===== Stored records =====
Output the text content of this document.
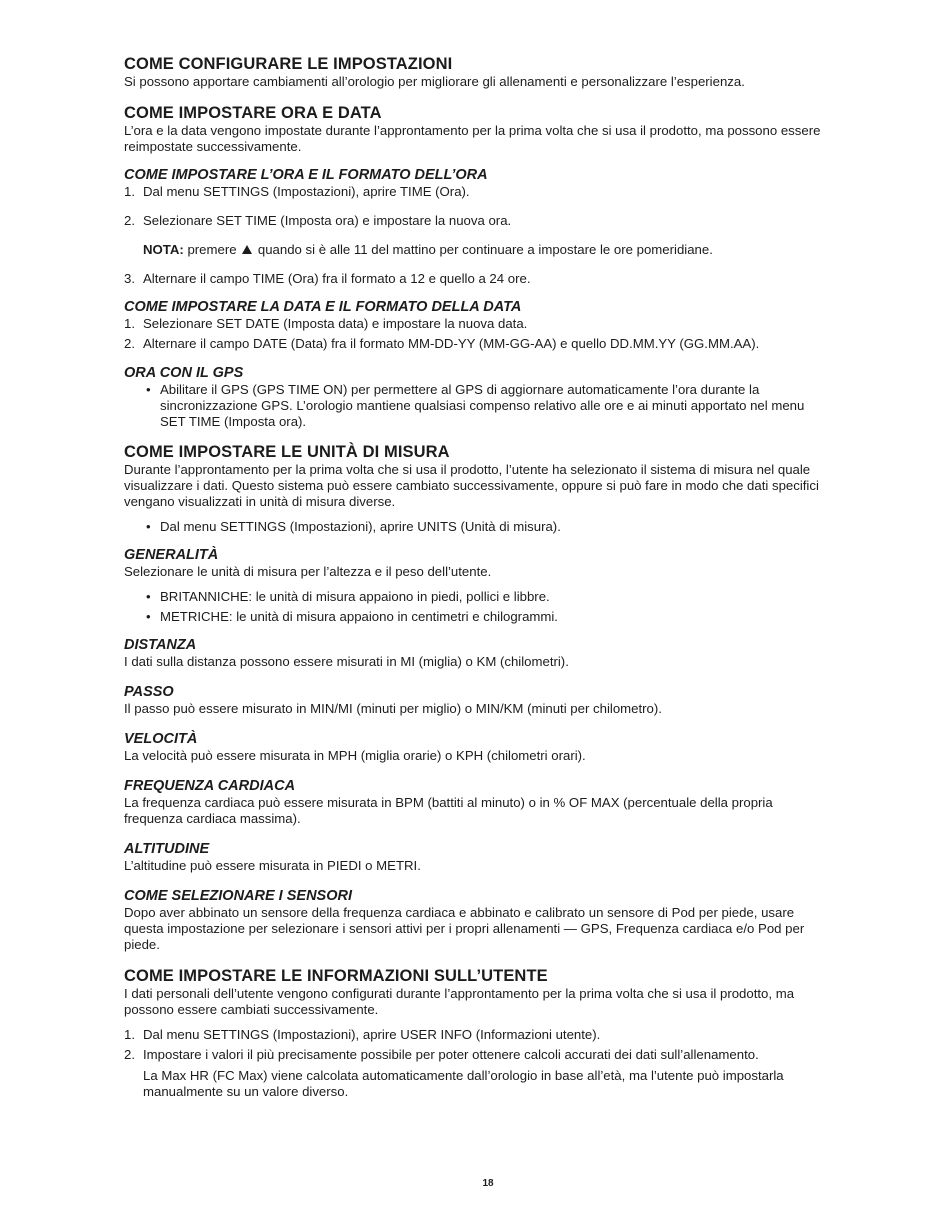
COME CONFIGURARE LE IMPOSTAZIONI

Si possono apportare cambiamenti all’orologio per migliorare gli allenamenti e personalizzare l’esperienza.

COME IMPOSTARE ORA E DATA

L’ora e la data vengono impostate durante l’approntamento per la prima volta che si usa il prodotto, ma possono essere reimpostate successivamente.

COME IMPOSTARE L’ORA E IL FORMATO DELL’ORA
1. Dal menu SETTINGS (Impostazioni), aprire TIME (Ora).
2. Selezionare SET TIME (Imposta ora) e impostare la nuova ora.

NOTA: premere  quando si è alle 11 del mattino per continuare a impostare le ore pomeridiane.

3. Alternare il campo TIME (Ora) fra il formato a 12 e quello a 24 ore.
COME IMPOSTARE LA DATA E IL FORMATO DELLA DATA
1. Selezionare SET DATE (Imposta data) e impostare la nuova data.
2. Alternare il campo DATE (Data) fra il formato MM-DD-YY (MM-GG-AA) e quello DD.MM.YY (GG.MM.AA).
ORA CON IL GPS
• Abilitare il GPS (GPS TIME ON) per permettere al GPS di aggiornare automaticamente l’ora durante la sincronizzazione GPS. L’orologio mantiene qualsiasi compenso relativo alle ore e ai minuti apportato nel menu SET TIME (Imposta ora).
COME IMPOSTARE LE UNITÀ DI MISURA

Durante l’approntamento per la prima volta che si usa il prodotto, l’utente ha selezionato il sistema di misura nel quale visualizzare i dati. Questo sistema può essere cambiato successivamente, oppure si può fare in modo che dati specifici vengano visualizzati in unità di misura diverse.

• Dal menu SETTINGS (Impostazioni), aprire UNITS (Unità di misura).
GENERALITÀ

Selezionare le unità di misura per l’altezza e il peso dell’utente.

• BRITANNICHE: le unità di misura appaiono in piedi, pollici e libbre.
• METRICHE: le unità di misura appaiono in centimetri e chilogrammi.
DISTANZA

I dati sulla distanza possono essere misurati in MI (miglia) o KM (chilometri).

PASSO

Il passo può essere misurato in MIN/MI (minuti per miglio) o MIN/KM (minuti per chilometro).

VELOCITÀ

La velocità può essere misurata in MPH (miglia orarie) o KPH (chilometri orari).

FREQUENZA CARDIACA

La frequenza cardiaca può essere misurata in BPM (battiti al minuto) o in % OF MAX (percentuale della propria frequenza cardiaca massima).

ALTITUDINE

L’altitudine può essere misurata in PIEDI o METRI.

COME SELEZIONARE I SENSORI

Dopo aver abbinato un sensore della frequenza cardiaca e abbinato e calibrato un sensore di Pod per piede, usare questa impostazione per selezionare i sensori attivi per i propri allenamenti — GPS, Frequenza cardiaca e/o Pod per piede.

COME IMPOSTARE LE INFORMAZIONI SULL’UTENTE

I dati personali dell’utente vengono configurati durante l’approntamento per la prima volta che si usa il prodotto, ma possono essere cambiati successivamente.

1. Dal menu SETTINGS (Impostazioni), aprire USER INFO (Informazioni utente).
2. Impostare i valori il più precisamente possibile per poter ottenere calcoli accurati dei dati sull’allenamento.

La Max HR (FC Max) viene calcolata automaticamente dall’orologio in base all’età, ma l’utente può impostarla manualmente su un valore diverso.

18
=====
===== Stored records =====
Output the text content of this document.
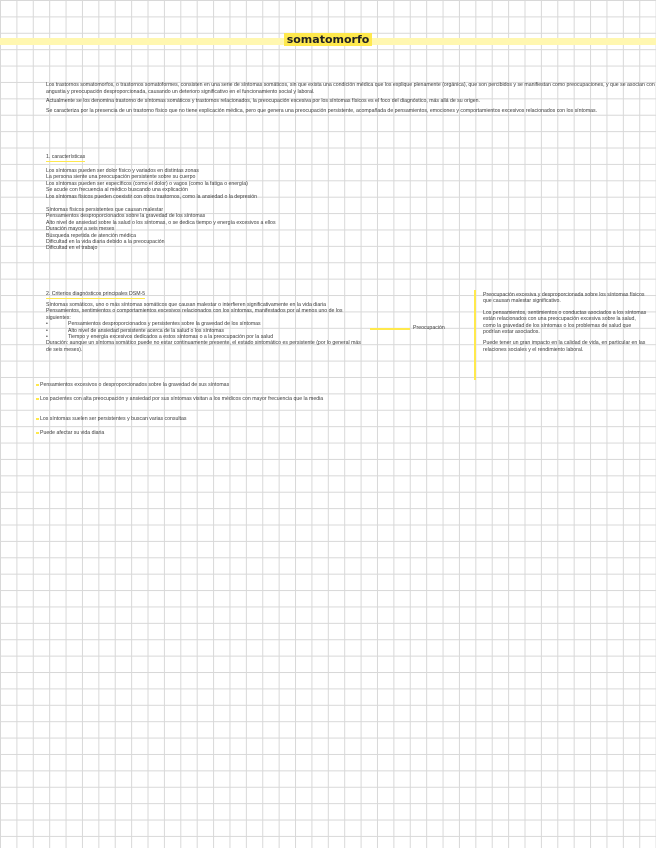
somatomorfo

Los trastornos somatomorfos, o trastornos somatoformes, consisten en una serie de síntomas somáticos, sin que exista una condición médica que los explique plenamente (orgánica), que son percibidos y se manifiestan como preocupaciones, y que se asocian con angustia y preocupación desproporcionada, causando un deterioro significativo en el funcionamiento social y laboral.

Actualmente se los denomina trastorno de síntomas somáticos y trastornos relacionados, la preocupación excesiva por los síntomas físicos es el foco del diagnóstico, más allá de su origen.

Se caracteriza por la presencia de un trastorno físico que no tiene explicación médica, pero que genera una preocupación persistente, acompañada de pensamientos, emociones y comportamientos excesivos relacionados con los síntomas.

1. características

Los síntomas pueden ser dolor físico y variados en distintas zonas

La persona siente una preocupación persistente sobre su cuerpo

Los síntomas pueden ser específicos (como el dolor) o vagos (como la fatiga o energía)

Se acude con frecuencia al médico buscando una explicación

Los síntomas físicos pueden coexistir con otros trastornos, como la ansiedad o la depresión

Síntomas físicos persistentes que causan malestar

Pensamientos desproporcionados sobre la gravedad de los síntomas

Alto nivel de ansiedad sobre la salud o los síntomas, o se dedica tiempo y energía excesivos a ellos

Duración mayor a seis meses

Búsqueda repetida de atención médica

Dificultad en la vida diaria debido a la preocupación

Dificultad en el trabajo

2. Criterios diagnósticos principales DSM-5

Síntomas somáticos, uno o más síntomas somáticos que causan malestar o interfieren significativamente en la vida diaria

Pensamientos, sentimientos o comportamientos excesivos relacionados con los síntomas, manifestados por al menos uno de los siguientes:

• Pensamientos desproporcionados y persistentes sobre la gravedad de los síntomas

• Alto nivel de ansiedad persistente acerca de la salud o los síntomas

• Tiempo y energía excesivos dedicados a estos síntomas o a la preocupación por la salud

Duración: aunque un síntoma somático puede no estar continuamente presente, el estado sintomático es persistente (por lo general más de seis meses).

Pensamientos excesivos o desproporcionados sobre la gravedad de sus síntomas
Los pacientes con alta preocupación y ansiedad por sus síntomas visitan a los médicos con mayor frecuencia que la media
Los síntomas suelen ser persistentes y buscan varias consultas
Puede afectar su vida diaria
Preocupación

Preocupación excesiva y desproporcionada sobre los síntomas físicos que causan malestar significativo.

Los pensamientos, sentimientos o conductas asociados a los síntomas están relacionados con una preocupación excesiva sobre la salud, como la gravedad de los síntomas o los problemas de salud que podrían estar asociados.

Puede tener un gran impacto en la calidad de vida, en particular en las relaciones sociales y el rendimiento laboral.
=====
▶ _Task description_
From the data above, gather every line that includes the word "excesivos".

▶ _Expected answer_
Se caracteriza por la presencia de un trastorno físico que no tiene explicación médica, pero que genera una preocupación persistente, acompañada de pensamientos, emociones y comportamientos excesivos relacionados con los síntomas.
Alto nivel de ansiedad sobre la salud o los síntomas, o se dedica tiempo y energía excesivos a ellos
Pensamientos, sentimientos o comportamientos excesivos relacionados con los síntomas, manifestados por al menos uno de los siguientes:
• Tiempo y energía excesivos dedicados a estos síntomas o a la preocupación por la salud
Pensamientos excesivos o desproporcionados sobre la gravedad de sus síntomas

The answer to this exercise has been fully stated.